_Short problem_
Reproduce the entire listing word for word.

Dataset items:
□ □ □ □ □

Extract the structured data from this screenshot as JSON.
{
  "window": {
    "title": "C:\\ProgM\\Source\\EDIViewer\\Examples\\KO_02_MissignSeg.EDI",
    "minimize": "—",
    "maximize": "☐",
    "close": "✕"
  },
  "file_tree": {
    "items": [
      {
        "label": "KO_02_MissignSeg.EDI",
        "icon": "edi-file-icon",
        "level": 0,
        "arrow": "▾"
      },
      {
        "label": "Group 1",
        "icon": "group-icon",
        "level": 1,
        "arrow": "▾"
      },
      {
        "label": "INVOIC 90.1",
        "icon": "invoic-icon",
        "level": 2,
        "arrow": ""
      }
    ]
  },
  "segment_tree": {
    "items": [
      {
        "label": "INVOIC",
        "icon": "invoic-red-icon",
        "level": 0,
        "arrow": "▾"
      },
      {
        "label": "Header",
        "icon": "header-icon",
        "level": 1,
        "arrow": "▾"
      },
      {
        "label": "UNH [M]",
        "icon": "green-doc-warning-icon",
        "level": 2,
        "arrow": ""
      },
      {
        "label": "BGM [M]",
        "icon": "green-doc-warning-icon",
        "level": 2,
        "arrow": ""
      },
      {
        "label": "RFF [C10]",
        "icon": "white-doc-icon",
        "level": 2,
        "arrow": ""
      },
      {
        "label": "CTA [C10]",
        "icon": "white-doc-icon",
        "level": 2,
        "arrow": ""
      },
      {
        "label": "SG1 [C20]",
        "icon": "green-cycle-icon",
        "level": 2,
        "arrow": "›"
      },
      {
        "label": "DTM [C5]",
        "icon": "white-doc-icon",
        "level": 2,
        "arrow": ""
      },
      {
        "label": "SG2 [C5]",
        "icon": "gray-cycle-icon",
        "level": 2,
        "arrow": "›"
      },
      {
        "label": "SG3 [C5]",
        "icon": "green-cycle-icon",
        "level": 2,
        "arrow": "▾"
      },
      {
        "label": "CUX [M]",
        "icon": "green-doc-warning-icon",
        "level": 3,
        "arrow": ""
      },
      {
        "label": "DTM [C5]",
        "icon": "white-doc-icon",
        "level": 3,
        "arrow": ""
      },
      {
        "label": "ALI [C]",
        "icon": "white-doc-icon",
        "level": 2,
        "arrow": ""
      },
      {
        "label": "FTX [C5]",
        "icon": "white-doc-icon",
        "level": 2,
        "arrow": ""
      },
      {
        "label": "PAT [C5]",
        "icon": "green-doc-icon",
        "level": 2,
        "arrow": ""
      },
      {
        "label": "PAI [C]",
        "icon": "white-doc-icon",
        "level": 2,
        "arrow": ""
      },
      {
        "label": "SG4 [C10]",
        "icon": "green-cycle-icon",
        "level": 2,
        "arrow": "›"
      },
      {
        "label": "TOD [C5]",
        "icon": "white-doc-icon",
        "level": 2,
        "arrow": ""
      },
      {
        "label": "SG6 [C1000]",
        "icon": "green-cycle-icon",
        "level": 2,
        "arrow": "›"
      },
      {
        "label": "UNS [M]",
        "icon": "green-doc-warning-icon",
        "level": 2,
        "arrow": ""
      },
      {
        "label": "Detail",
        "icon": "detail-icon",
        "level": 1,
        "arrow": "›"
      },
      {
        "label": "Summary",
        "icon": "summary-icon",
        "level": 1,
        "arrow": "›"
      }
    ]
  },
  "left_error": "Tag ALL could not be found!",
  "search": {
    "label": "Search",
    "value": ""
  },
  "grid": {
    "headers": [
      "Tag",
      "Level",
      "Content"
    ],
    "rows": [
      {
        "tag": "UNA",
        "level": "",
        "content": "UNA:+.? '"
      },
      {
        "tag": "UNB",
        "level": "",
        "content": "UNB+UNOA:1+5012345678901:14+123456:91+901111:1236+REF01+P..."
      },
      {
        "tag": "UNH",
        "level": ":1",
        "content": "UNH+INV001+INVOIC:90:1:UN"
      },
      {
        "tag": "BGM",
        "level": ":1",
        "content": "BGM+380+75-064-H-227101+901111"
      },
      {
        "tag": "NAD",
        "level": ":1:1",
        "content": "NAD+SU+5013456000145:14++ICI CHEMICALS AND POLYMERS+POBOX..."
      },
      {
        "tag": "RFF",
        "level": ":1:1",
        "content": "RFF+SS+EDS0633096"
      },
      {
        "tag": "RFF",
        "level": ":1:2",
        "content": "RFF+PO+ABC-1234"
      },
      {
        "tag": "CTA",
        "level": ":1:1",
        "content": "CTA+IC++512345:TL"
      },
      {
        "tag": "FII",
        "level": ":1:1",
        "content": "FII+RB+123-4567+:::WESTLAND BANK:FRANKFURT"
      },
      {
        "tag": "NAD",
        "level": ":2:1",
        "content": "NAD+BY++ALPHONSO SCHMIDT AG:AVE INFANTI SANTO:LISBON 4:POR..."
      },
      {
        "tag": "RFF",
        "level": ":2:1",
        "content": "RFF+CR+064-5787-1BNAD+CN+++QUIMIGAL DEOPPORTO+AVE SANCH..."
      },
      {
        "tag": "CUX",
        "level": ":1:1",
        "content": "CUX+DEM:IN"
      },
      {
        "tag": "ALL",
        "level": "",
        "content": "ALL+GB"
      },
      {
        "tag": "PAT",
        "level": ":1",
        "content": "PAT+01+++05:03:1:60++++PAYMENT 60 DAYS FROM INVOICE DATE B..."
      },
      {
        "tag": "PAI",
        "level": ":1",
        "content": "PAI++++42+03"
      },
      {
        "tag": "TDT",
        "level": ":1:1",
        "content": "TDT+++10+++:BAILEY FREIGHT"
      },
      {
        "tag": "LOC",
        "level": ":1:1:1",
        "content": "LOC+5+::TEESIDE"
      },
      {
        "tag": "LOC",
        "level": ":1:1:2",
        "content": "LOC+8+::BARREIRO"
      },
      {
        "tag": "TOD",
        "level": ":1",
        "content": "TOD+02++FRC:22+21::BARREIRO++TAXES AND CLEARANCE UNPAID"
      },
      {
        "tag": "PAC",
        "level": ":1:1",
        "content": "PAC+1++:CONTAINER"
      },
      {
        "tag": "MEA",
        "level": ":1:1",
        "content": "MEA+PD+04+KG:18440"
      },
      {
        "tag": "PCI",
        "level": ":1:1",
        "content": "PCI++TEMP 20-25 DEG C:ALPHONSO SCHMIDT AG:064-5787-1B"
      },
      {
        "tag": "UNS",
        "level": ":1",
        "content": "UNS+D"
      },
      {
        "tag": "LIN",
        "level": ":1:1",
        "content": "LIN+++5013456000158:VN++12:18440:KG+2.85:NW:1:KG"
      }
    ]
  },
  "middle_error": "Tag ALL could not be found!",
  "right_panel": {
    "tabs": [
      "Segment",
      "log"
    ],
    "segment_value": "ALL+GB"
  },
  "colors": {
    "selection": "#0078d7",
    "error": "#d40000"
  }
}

□ □ □ □ □

_Task answer_
Extract the structured data from this screenshot as JSON.
{
  "window": {
    "title": "C:\\ProgM\\Source\\EDIViewer\\Examples\\KO_02_MissignSeg.EDI",
    "minimize": "—",
    "maximize": "☐",
    "close": "✕"
  },
  "file_tree": {
    "items": [
      {
        "label": "KO_02_MissignSeg.EDI",
        "icon": "edi-file-icon",
        "level": 0,
        "arrow": "▾"
      },
      {
        "label": "Group 1",
        "icon": "group-icon",
        "level": 1,
        "arrow": "▾"
      },
      {
        "label": "INVOIC 90.1",
        "icon": "invoic-icon",
        "level": 2,
        "arrow": ""
      }
    ]
  },
  "segment_tree": {
    "items": [
      {
        "label": "INVOIC",
        "icon": "invoic-red-icon",
        "level": 0,
        "arrow": "▾"
      },
      {
        "label": "Header",
        "icon": "header-icon",
        "level": 1,
        "arrow": "▾"
      },
      {
        "label": "UNH [M]",
        "icon": "green-doc-warning-icon",
        "level": 2,
        "arrow": ""
      },
      {
        "label": "BGM [M]",
        "icon": "green-doc-warning-icon",
        "level": 2,
        "arrow": ""
      },
      {
        "label": "RFF [C10]",
        "icon": "white-doc-icon",
        "level": 2,
        "arrow": ""
      },
      {
        "label": "CTA [C10]",
        "icon": "white-doc-icon",
        "level": 2,
        "arrow": ""
      },
      {
        "label": "SG1 [C20]",
        "icon": "green-cycle-icon",
        "level": 2,
        "arrow": "›"
      },
      {
        "label": "DTM [C5]",
        "icon": "white-doc-icon",
        "level": 2,
        "arrow": ""
      },
      {
        "label": "SG2 [C5]",
        "icon": "gray-cycle-icon",
        "level": 2,
        "arrow": "›"
      },
      {
        "label": "SG3 [C5]",
        "icon": "green-cycle-icon",
        "level": 2,
        "arrow": "▾"
      },
      {
        "label": "CUX [M]",
        "icon": "green-doc-warning-icon",
        "level": 3,
        "arrow": ""
      },
      {
        "label": "DTM [C5]",
        "icon": "white-doc-icon",
        "level": 3,
        "arrow": ""
      },
      {
        "label": "ALI [C]",
        "icon": "white-doc-icon",
        "level": 2,
        "arrow": ""
      },
      {
        "label": "FTX [C5]",
        "icon": "white-doc-icon",
        "level": 2,
        "arrow": ""
      },
      {
        "label": "PAT [C5]",
        "icon": "green-doc-icon",
        "level": 2,
        "arrow": ""
      },
      {
        "label": "PAI [C]",
        "icon": "white-doc-icon",
        "level": 2,
        "arrow": ""
      },
      {
        "label": "SG4 [C10]",
        "icon": "green-cycle-icon",
        "level": 2,
        "arrow": "›"
      },
      {
        "label": "TOD [C5]",
        "icon": "white-doc-icon",
        "level": 2,
        "arrow": ""
      },
      {
        "label": "SG6 [C1000]",
        "icon": "green-cycle-icon",
        "level": 2,
        "arrow": "›"
      },
      {
        "label": "UNS [M]",
        "icon": "green-doc-warning-icon",
        "level": 2,
        "arrow": ""
      },
      {
        "label": "Detail",
        "icon": "detail-icon",
        "level": 1,
        "arrow": "›"
      },
      {
        "label": "Summary",
        "icon": "summary-icon",
        "level": 1,
        "arrow": "›"
      }
    ]
  },
  "left_error": "Tag ALL could not be found!",
  "search": {
    "label": "Search",
    "value": ""
  },
  "grid": {
    "headers": [
      "Tag",
      "Level",
      "Content"
    ],
    "rows": [
      {
        "tag": "UNA",
        "level": "",
        "content": "UNA:+.? '"
      },
      {
        "tag": "UNB",
        "level": "",
        "content": "UNB+UNOA:1+5012345678901:14+123456:91+901111:1236+REF01+P..."
      },
      {
        "tag": "UNH",
        "level": ":1",
        "content": "UNH+INV001+INVOIC:90:1:UN"
      },
      {
        "tag": "BGM",
        "level": ":1",
        "content": "BGM+380+75-064-H-227101+901111"
      },
      {
        "tag": "NAD",
        "level": ":1:1",
        "content": "NAD+SU+5013456000145:14++ICI CHEMICALS AND POLYMERS+POBOX..."
      },
      {
        "tag": "RFF",
        "level": ":1:1",
        "content": "RFF+SS+EDS0633096"
      },
      {
        "tag": "RFF",
        "level": ":1:2",
        "content": "RFF+PO+ABC-1234"
      },
      {
        "tag": "CTA",
        "level": ":1:1",
        "content": "CTA+IC++512345:TL"
      },
      {
        "tag": "FII",
        "level": ":1:1",
        "content": "FII+RB+123-4567+:::WESTLAND BANK:FRANKFURT"
      },
      {
        "tag": "NAD",
        "level": ":2:1",
        "content": "NAD+BY++ALPHONSO SCHMIDT AG:AVE INFANTI SANTO:LISBON 4:POR..."
      },
      {
        "tag": "RFF",
        "level": ":2:1",
        "content": "RFF+CR+064-5787-1BNAD+CN+++QUIMIGAL DEOPPORTO+AVE SANCH..."
      },
      {
        "tag": "CUX",
        "level": ":1:1",
        "content": "CUX+DEM:IN"
      },
      {
        "tag": "ALL",
        "level": "",
        "content": "ALL+GB"
      },
      {
        "tag": "PAT",
        "level": ":1",
        "content": "PAT+01+++05:03:1:60++++PAYMENT 60 DAYS FROM INVOICE DATE B..."
      },
      {
        "tag": "PAI",
        "level": ":1",
        "content": "PAI++++42+03"
      },
      {
        "tag": "TDT",
        "level": ":1:1",
        "content": "TDT+++10+++:BAILEY FREIGHT"
      },
      {
        "tag": "LOC",
        "level": ":1:1:1",
        "content": "LOC+5+::TEESIDE"
      },
      {
        "tag": "LOC",
        "level": ":1:1:2",
        "content": "LOC+8+::BARREIRO"
      },
      {
        "tag": "TOD",
        "level": ":1",
        "content": "TOD+02++FRC:22+21::BARREIRO++TAXES AND CLEARANCE UNPAID"
      },
      {
        "tag": "PAC",
        "level": ":1:1",
        "content": "PAC+1++:CONTAINER"
      },
      {
        "tag": "MEA",
        "level": ":1:1",
        "content": "MEA+PD+04+KG:18440"
      },
      {
        "tag": "PCI",
        "level": ":1:1",
        "content": "PCI++TEMP 20-25 DEG C:ALPHONSO SCHMIDT AG:064-5787-1B"
      },
      {
        "tag": "UNS",
        "level": ":1",
        "content": "UNS+D"
      },
      {
        "tag": "LIN",
        "level": ":1:1",
        "content": "LIN+++5013456000158:VN++12:18440:KG+2.85:NW:1:KG"
      }
    ]
  },
  "middle_error": "Tag ALL could not be found!",
  "right_panel": {
    "tabs": [
      "Segment",
      "log"
    ],
    "segment_value": "ALL+GB"
  },
  "colors": {
    "selection": "#0078d7",
    "error": "#d40000"
  }
}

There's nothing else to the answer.